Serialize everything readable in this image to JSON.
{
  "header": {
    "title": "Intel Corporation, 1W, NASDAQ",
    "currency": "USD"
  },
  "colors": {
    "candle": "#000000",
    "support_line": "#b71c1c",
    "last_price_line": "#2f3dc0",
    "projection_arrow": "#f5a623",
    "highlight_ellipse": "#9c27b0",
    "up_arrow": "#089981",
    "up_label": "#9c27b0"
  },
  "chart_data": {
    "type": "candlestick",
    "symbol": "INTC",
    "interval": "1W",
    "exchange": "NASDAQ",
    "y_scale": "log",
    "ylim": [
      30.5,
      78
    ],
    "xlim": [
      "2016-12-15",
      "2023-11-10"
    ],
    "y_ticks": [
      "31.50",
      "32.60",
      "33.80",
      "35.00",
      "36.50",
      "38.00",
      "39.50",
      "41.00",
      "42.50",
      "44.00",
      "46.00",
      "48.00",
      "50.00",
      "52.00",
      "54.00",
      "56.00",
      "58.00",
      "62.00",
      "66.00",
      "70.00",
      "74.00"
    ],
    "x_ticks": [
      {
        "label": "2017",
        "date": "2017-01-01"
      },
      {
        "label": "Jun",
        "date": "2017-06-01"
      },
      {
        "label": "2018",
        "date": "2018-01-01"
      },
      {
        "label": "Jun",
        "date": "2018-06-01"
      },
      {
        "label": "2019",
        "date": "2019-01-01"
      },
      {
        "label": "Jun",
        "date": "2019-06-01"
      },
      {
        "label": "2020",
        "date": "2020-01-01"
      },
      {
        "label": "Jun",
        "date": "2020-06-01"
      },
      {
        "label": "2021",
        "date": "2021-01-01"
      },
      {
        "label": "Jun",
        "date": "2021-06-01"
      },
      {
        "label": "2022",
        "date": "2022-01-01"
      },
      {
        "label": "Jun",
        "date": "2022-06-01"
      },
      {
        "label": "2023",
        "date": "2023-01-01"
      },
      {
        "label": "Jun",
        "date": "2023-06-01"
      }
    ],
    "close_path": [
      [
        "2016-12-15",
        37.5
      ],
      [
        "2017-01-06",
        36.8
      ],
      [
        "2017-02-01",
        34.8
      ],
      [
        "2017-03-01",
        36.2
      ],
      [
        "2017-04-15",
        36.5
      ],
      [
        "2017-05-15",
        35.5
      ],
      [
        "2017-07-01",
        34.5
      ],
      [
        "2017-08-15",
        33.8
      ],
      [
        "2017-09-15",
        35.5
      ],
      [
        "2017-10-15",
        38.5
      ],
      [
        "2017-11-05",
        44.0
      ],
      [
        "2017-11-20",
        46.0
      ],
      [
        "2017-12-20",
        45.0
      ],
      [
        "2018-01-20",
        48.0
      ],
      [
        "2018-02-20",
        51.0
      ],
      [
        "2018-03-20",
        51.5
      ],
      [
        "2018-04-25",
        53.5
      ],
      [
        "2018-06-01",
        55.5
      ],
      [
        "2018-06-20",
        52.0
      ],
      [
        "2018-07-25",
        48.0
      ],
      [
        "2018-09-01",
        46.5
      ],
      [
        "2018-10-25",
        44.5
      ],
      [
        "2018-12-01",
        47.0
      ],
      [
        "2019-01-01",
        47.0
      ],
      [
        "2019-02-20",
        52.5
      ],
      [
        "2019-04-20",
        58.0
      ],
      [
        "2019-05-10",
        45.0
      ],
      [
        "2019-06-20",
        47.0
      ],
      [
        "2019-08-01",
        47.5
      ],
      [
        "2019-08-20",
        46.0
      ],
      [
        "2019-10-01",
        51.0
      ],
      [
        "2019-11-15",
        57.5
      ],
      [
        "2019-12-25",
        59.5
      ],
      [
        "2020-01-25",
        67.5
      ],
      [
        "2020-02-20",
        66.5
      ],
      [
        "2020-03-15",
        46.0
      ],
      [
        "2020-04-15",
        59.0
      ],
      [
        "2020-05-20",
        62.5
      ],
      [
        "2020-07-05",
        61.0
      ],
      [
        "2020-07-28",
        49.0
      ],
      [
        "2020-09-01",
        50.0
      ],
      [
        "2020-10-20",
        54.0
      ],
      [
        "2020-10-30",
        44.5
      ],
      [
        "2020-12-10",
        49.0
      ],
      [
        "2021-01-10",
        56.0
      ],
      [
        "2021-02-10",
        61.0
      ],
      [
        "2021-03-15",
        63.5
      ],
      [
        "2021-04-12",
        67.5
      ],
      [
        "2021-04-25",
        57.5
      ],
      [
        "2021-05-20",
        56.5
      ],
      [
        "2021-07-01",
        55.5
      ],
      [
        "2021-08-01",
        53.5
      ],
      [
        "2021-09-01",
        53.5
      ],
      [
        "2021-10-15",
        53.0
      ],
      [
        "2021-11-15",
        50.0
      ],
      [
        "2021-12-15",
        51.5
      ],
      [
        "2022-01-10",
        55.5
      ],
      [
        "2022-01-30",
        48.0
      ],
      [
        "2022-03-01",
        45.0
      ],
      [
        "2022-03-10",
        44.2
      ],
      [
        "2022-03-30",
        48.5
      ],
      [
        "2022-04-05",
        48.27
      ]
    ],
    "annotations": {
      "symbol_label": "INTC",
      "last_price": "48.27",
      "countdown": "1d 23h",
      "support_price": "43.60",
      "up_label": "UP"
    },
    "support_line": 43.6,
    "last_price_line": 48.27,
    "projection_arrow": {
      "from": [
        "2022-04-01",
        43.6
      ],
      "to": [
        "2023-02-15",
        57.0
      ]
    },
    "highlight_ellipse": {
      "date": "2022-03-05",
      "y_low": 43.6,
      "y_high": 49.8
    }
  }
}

★ ★ ★ ★ ★

- **Goal**: Every line above needs to be retyped exactly.

- **The answer**:
Serialize everything readable in this image to JSON.
{
  "header": {
    "title": "Intel Corporation, 1W, NASDAQ",
    "currency": "USD"
  },
  "colors": {
    "candle": "#000000",
    "support_line": "#b71c1c",
    "last_price_line": "#2f3dc0",
    "projection_arrow": "#f5a623",
    "highlight_ellipse": "#9c27b0",
    "up_arrow": "#089981",
    "up_label": "#9c27b0"
  },
  "chart_data": {
    "type": "candlestick",
    "symbol": "INTC",
    "interval": "1W",
    "exchange": "NASDAQ",
    "y_scale": "log",
    "ylim": [
      30.5,
      78
    ],
    "xlim": [
      "2016-12-15",
      "2023-11-10"
    ],
    "y_ticks": [
      "31.50",
      "32.60",
      "33.80",
      "35.00",
      "36.50",
      "38.00",
      "39.50",
      "41.00",
      "42.50",
      "44.00",
      "46.00",
      "48.00",
      "50.00",
      "52.00",
      "54.00",
      "56.00",
      "58.00",
      "62.00",
      "66.00",
      "70.00",
      "74.00"
    ],
    "x_ticks": [
      {
        "label": "2017",
        "date": "2017-01-01"
      },
      {
        "label": "Jun",
        "date": "2017-06-01"
      },
      {
        "label": "2018",
        "date": "2018-01-01"
      },
      {
        "label": "Jun",
        "date": "2018-06-01"
      },
      {
        "label": "2019",
        "date": "2019-01-01"
      },
      {
        "label": "Jun",
        "date": "2019-06-01"
      },
      {
        "label": "2020",
        "date": "2020-01-01"
      },
      {
        "label": "Jun",
        "date": "2020-06-01"
      },
      {
        "label": "2021",
        "date": "2021-01-01"
      },
      {
        "label": "Jun",
        "date": "2021-06-01"
      },
      {
        "label": "2022",
        "date": "2022-01-01"
      },
      {
        "label": "Jun",
        "date": "2022-06-01"
      },
      {
        "label": "2023",
        "date": "2023-01-01"
      },
      {
        "label": "Jun",
        "date": "2023-06-01"
      }
    ],
    "close_path": [
      [
        "2016-12-15",
        37.5
      ],
      [
        "2017-01-06",
        36.8
      ],
      [
        "2017-02-01",
        34.8
      ],
      [
        "2017-03-01",
        36.2
      ],
      [
        "2017-04-15",
        36.5
      ],
      [
        "2017-05-15",
        35.5
      ],
      [
        "2017-07-01",
        34.5
      ],
      [
        "2017-08-15",
        33.8
      ],
      [
        "2017-09-15",
        35.5
      ],
      [
        "2017-10-15",
        38.5
      ],
      [
        "2017-11-05",
        44.0
      ],
      [
        "2017-11-20",
        46.0
      ],
      [
        "2017-12-20",
        45.0
      ],
      [
        "2018-01-20",
        48.0
      ],
      [
        "2018-02-20",
        51.0
      ],
      [
        "2018-03-20",
        51.5
      ],
      [
        "2018-04-25",
        53.5
      ],
      [
        "2018-06-01",
        55.5
      ],
      [
        "2018-06-20",
        52.0
      ],
      [
        "2018-07-25",
        48.0
      ],
      [
        "2018-09-01",
        46.5
      ],
      [
        "2018-10-25",
        44.5
      ],
      [
        "2018-12-01",
        47.0
      ],
      [
        "2019-01-01",
        47.0
      ],
      [
        "2019-02-20",
        52.5
      ],
      [
        "2019-04-20",
        58.0
      ],
      [
        "2019-05-10",
        45.0
      ],
      [
        "2019-06-20",
        47.0
      ],
      [
        "2019-08-01",
        47.5
      ],
      [
        "2019-08-20",
        46.0
      ],
      [
        "2019-10-01",
        51.0
      ],
      [
        "2019-11-15",
        57.5
      ],
      [
        "2019-12-25",
        59.5
      ],
      [
        "2020-01-25",
        67.5
      ],
      [
        "2020-02-20",
        66.5
      ],
      [
        "2020-03-15",
        46.0
      ],
      [
        "2020-04-15",
        59.0
      ],
      [
        "2020-05-20",
        62.5
      ],
      [
        "2020-07-05",
        61.0
      ],
      [
        "2020-07-28",
        49.0
      ],
      [
        "2020-09-01",
        50.0
      ],
      [
        "2020-10-20",
        54.0
      ],
      [
        "2020-10-30",
        44.5
      ],
      [
        "2020-12-10",
        49.0
      ],
      [
        "2021-01-10",
        56.0
      ],
      [
        "2021-02-10",
        61.0
      ],
      [
        "2021-03-15",
        63.5
      ],
      [
        "2021-04-12",
        67.5
      ],
      [
        "2021-04-25",
        57.5
      ],
      [
        "2021-05-20",
        56.5
      ],
      [
        "2021-07-01",
        55.5
      ],
      [
        "2021-08-01",
        53.5
      ],
      [
        "2021-09-01",
        53.5
      ],
      [
        "2021-10-15",
        53.0
      ],
      [
        "2021-11-15",
        50.0
      ],
      [
        "2021-12-15",
        51.5
      ],
      [
        "2022-01-10",
        55.5
      ],
      [
        "2022-01-30",
        48.0
      ],
      [
        "2022-03-01",
        45.0
      ],
      [
        "2022-03-10",
        44.2
      ],
      [
        "2022-03-30",
        48.5
      ],
      [
        "2022-04-05",
        48.27
      ]
    ],
    "annotations": {
      "symbol_label": "INTC",
      "last_price": "48.27",
      "countdown": "1d 23h",
      "support_price": "43.60",
      "up_label": "UP"
    },
    "support_line": 43.6,
    "last_price_line": 48.27,
    "projection_arrow": {
      "from": [
        "2022-04-01",
        43.6
      ],
      "to": [
        "2023-02-15",
        57.0
      ]
    },
    "highlight_ellipse": {
      "date": "2022-03-05",
      "y_low": 43.6,
      "y_high": 49.8
    }
  }
}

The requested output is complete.